PROBLEM TO SOLVE
Pull every line containing the word "rastgele" from the records.

ENTRIES PROVIDED

··········

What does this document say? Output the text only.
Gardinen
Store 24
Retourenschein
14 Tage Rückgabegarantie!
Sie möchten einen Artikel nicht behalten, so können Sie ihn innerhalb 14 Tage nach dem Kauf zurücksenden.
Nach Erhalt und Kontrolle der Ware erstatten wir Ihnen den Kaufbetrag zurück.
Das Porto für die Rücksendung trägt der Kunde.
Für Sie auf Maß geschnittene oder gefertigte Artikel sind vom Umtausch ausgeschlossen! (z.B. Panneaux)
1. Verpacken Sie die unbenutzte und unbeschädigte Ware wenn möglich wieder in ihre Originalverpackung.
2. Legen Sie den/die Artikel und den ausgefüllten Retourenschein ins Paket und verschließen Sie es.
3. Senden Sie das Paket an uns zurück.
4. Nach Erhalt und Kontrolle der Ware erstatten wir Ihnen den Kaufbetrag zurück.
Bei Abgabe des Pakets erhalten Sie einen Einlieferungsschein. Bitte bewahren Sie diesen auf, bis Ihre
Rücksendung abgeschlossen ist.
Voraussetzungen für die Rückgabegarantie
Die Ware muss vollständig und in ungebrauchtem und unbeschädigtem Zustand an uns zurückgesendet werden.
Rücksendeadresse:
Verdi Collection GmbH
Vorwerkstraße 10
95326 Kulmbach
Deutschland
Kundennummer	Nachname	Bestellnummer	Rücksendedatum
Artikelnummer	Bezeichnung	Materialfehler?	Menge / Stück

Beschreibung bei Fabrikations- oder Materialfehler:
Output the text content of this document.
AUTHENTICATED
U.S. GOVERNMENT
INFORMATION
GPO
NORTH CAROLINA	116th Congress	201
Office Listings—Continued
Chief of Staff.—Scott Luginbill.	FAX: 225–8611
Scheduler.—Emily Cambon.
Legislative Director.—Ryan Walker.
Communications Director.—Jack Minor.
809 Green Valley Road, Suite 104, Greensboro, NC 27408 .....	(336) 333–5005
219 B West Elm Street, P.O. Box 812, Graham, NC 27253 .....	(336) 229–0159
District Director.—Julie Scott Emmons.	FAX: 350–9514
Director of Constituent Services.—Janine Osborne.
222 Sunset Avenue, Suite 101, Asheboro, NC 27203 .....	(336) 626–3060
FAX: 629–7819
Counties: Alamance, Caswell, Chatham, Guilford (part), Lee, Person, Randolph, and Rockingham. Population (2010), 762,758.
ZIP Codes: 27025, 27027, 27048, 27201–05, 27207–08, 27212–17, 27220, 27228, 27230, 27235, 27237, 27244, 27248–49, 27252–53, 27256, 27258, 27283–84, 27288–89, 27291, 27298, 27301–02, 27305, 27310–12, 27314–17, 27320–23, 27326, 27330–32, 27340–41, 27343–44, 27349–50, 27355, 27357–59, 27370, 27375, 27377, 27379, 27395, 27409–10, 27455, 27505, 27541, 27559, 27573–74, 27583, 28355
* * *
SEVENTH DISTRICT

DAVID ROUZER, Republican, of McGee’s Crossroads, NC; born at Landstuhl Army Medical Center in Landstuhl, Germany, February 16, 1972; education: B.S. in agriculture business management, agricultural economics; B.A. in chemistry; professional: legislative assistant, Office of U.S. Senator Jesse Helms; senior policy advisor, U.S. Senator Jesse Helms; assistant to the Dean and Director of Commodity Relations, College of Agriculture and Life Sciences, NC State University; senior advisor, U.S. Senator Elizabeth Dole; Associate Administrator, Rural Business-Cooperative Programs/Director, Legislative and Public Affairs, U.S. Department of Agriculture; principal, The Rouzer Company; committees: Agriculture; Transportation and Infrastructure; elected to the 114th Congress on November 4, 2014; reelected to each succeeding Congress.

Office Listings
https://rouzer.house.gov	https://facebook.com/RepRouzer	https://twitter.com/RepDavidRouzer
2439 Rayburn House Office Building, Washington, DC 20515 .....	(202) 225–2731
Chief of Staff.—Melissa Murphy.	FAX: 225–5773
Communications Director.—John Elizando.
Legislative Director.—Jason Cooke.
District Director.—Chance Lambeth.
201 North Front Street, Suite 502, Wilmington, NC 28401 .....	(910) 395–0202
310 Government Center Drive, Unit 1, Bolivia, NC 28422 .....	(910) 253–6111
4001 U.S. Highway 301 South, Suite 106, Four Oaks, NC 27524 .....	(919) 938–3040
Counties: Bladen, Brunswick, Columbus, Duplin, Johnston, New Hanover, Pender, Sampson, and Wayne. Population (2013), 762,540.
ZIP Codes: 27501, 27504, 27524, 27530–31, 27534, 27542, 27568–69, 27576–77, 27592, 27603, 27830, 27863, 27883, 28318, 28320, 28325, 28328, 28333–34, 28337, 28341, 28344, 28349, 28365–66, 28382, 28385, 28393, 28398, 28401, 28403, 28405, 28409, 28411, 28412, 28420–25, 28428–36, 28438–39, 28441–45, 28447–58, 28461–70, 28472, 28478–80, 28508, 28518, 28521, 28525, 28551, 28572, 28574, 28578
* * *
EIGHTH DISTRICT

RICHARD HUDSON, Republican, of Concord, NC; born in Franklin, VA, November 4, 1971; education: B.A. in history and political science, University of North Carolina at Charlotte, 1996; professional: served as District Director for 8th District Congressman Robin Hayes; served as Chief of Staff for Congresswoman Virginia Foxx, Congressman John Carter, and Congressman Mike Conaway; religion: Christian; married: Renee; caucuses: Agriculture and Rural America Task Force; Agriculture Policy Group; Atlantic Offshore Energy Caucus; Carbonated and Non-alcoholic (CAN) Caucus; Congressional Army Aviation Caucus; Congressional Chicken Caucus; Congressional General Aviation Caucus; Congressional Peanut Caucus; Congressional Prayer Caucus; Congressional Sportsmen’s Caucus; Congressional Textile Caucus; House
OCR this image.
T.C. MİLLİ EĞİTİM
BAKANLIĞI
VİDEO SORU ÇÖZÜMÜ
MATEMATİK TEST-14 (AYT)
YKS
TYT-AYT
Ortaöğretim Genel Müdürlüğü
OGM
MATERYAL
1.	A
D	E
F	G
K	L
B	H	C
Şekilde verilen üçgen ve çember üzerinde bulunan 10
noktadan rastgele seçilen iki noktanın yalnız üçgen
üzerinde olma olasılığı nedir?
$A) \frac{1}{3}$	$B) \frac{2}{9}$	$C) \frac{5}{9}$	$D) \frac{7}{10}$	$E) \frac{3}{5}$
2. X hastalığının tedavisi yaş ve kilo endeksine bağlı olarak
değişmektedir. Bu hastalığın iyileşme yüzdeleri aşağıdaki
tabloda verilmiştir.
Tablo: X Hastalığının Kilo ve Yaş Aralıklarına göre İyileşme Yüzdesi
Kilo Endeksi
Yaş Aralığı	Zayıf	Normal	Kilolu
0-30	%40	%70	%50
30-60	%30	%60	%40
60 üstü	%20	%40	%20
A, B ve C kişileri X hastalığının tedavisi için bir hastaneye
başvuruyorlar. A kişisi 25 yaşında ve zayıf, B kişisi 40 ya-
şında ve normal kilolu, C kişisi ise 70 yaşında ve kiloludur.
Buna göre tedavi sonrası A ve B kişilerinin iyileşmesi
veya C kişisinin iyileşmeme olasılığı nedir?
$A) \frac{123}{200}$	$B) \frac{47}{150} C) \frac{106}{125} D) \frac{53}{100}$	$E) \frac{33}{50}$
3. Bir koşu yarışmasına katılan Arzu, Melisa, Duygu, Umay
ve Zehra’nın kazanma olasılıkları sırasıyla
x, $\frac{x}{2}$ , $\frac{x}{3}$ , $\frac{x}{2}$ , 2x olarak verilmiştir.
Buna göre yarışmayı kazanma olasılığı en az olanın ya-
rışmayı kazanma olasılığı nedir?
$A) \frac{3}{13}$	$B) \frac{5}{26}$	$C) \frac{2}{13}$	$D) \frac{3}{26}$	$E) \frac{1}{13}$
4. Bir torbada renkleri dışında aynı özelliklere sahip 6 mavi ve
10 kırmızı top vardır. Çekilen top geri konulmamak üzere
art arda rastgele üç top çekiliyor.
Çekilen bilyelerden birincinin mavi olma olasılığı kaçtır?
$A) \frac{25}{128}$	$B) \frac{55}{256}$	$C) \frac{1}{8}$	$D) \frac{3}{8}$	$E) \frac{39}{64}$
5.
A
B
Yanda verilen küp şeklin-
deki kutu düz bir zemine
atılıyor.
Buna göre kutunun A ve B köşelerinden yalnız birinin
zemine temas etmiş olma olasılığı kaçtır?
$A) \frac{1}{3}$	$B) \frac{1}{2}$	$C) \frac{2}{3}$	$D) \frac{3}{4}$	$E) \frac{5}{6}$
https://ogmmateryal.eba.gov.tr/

··········

EXERCISE SOLUTION
noktadan rastgele seçilen iki noktanın yalnız üçgen
art arda rastgele üç top çekiliyor.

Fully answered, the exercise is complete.